- Exercise brief
Leave out the images; return the rest of the data exactly.

- Supplied records

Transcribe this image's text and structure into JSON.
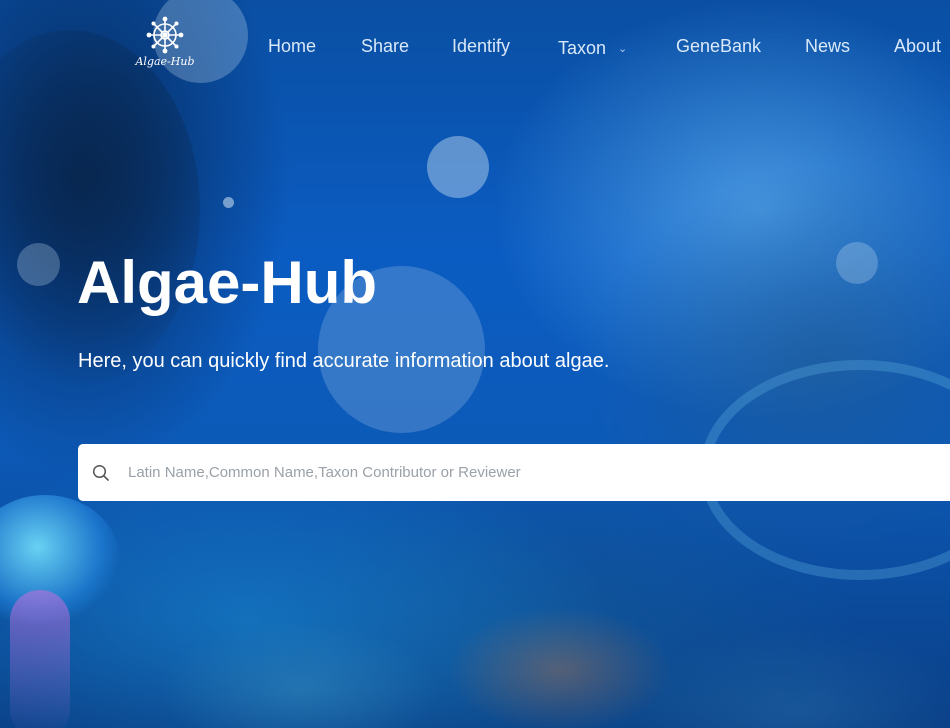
{
  "brand": {
    "logo_text": "Algae-Hub",
    "logo_icon": "diatom-logo-icon"
  },
  "nav": {
    "items": [
      {
        "label": "Home"
      },
      {
        "label": "Share"
      },
      {
        "label": "Identify"
      },
      {
        "label": "Taxon",
        "has_dropdown": true,
        "dropdown_icon": "chevron-down-icon"
      },
      {
        "label": "GeneBank"
      },
      {
        "label": "News"
      },
      {
        "label": "About"
      }
    ]
  },
  "hero": {
    "title": "Algae-Hub",
    "subtitle": "Here, you can quickly find accurate information about algae."
  },
  "search": {
    "icon": "search-icon",
    "value": "",
    "placeholder": "Latin Name,Common Name,Taxon Contributor or Reviewer"
  },
  "colors": {
    "background": "#0b5cc2",
    "nav_text": "#ebf5ff",
    "hero_text": "#ffffff",
    "search_bg": "#ffffff",
    "placeholder": "#9aa1a8"
  }
}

- Answer for the task
Transcribe this image's text and structure into JSON.
{
  "brand": {
    "logo_text": "Algae-Hub",
    "logo_icon": "diatom-logo-icon"
  },
  "nav": {
    "items": [
      {
        "label": "Home"
      },
      {
        "label": "Share"
      },
      {
        "label": "Identify"
      },
      {
        "label": "Taxon",
        "has_dropdown": true,
        "dropdown_icon": "chevron-down-icon"
      },
      {
        "label": "GeneBank"
      },
      {
        "label": "News"
      },
      {
        "label": "About"
      }
    ]
  },
  "hero": {
    "title": "Algae-Hub",
    "subtitle": "Here, you can quickly find accurate information about algae."
  },
  "search": {
    "icon": "search-icon",
    "value": "",
    "placeholder": "Latin Name,Common Name,Taxon Contributor or Reviewer"
  },
  "colors": {
    "background": "#0b5cc2",
    "nav_text": "#ebf5ff",
    "hero_text": "#ffffff",
    "search_bg": "#ffffff",
    "placeholder": "#9aa1a8"
  }
}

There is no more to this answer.